PROBLEM:
Return each line of the listing that contains the string "布点与监测方案".

DATA IN THIS EXERCISE:
··········

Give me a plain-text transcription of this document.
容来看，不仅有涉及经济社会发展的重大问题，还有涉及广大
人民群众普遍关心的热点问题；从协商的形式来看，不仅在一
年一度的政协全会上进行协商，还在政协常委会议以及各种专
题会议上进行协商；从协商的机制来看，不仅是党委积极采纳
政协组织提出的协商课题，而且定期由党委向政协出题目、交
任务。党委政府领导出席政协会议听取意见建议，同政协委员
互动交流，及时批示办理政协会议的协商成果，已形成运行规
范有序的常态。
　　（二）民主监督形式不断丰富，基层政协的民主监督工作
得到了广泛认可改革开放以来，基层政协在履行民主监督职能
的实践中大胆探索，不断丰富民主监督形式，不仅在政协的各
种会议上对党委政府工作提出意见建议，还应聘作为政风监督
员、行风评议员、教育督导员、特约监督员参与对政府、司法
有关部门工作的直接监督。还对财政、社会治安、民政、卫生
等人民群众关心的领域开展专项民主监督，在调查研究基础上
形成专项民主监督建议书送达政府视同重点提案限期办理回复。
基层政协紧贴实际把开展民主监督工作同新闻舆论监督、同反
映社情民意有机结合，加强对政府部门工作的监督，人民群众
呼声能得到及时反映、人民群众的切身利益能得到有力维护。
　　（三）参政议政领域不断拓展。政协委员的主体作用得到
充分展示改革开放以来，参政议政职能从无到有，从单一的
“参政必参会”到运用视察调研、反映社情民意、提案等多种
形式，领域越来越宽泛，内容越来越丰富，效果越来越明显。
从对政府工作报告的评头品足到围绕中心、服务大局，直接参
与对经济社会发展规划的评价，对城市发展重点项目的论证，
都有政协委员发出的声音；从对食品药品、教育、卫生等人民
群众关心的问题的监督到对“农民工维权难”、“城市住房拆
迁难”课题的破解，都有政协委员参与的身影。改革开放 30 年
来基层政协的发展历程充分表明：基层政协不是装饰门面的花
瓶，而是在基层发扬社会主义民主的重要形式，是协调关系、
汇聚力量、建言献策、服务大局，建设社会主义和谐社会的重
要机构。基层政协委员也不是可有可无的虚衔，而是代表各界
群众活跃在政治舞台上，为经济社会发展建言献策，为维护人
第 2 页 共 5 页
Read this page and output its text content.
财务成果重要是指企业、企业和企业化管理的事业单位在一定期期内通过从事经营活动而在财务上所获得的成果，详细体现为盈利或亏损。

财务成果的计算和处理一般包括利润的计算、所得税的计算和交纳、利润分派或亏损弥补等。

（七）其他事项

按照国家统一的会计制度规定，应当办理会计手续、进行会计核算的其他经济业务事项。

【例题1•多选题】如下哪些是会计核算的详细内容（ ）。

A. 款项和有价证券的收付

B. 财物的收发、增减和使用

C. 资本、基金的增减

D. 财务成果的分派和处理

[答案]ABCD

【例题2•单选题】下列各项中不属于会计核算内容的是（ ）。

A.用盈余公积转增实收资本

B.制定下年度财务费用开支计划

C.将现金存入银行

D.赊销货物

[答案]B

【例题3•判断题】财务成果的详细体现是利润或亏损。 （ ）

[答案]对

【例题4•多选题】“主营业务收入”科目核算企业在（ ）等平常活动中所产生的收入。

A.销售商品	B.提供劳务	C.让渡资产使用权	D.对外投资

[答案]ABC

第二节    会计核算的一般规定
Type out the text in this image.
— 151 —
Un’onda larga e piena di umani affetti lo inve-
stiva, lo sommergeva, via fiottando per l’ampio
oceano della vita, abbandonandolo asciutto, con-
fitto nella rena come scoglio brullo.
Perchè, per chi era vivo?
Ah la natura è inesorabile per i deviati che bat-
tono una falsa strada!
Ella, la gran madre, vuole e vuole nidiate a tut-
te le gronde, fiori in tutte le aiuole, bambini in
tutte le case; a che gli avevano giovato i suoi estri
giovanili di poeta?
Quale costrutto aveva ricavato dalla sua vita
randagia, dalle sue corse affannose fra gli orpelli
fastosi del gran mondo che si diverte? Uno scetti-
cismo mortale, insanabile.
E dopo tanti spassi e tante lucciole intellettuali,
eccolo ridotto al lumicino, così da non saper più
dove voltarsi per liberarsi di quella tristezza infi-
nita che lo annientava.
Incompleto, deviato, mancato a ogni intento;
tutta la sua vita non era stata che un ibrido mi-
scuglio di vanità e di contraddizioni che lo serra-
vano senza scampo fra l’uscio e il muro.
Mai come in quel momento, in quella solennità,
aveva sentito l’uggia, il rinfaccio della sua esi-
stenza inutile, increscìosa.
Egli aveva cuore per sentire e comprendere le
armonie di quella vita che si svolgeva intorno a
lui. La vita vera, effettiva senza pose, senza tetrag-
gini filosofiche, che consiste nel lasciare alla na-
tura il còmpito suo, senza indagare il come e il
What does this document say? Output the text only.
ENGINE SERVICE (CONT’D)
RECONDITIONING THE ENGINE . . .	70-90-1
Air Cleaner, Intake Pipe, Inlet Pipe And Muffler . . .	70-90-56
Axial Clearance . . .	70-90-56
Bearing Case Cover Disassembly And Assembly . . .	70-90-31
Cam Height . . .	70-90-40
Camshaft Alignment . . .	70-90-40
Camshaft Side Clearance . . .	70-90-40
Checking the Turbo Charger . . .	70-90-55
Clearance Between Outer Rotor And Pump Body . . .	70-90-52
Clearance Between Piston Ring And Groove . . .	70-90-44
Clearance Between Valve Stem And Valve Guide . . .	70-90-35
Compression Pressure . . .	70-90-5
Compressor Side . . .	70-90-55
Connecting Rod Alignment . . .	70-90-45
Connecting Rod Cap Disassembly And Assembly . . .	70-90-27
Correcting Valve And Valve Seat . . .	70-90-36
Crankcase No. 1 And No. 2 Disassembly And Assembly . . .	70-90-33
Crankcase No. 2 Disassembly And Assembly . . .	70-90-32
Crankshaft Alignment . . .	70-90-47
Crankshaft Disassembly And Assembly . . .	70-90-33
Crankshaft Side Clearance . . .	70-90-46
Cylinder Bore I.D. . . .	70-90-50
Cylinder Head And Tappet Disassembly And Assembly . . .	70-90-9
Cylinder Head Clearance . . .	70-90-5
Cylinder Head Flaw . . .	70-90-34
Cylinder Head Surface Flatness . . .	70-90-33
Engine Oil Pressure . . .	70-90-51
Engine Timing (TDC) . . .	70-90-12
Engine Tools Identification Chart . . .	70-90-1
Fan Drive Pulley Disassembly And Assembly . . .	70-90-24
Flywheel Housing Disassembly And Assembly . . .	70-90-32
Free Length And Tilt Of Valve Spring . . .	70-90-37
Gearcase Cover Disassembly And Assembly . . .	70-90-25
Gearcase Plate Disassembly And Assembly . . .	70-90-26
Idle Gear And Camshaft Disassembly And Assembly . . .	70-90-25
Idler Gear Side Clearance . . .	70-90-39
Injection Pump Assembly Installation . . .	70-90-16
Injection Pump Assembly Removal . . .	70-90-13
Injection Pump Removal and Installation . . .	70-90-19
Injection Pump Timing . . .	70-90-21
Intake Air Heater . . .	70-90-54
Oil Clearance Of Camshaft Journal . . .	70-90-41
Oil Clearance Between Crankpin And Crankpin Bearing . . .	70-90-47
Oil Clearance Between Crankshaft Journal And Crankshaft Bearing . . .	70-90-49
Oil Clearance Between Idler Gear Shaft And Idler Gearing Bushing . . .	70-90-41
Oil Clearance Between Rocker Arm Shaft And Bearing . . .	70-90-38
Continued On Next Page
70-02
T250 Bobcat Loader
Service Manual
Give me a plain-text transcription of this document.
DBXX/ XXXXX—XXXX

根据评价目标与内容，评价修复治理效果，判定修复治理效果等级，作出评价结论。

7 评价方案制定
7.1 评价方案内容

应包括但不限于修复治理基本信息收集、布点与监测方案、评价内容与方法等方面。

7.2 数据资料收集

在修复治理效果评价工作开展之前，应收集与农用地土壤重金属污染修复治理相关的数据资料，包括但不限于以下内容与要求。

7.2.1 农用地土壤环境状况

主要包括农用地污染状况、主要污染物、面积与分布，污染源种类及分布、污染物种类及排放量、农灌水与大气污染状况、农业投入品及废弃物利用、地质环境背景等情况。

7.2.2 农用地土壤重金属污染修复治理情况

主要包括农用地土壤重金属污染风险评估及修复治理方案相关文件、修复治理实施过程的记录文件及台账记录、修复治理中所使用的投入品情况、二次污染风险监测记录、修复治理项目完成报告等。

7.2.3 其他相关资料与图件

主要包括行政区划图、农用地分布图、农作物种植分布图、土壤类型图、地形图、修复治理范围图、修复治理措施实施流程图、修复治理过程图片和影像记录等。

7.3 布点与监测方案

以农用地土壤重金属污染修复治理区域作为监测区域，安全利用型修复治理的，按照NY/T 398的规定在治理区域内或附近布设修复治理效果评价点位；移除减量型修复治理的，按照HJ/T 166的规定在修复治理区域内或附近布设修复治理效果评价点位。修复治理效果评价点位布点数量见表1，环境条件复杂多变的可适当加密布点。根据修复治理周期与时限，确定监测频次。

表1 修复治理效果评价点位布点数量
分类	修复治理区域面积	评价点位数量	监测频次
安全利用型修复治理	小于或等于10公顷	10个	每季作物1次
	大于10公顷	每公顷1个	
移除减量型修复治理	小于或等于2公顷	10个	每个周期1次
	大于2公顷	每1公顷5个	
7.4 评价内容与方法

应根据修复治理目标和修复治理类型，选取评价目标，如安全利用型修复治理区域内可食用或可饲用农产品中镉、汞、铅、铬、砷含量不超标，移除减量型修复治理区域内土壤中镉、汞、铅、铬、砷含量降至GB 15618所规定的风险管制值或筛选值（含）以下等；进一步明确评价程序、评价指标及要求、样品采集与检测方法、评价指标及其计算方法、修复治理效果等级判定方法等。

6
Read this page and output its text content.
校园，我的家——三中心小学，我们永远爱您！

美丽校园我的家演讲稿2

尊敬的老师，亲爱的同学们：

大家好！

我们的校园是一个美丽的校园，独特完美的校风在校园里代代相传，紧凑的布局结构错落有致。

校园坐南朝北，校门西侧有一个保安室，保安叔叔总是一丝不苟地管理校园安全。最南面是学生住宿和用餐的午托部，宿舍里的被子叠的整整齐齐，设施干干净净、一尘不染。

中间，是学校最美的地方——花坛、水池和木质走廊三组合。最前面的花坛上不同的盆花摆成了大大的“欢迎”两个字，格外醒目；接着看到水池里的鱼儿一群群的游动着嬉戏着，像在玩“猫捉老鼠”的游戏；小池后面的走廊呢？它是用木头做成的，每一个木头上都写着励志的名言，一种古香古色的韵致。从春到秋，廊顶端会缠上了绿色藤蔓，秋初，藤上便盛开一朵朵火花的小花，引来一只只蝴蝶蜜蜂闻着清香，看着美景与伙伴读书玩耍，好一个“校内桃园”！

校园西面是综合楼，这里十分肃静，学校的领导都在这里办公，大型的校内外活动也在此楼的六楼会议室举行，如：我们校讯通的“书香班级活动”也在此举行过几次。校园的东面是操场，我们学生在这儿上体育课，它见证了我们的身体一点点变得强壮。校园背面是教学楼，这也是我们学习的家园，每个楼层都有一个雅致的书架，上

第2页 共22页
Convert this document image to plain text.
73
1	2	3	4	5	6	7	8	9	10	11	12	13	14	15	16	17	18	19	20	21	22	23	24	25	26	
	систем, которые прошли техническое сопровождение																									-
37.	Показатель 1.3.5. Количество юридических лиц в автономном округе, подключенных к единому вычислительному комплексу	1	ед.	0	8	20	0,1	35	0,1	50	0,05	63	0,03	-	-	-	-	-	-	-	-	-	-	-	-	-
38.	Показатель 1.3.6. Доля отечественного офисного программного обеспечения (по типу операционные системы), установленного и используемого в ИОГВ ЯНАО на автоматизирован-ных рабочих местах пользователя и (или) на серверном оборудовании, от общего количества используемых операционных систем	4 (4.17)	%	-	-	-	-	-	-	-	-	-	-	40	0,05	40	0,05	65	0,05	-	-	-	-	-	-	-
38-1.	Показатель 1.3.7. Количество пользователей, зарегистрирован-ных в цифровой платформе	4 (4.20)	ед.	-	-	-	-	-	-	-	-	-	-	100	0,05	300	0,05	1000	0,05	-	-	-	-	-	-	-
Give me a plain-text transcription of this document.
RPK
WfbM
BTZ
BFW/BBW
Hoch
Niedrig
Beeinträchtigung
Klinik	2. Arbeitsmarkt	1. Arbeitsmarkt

··········

RIGHT ANSWER:
应包括但不限于修复治理基本信息收集、布点与监测方案、评价内容与方法等方面。
7.3 布点与监测方案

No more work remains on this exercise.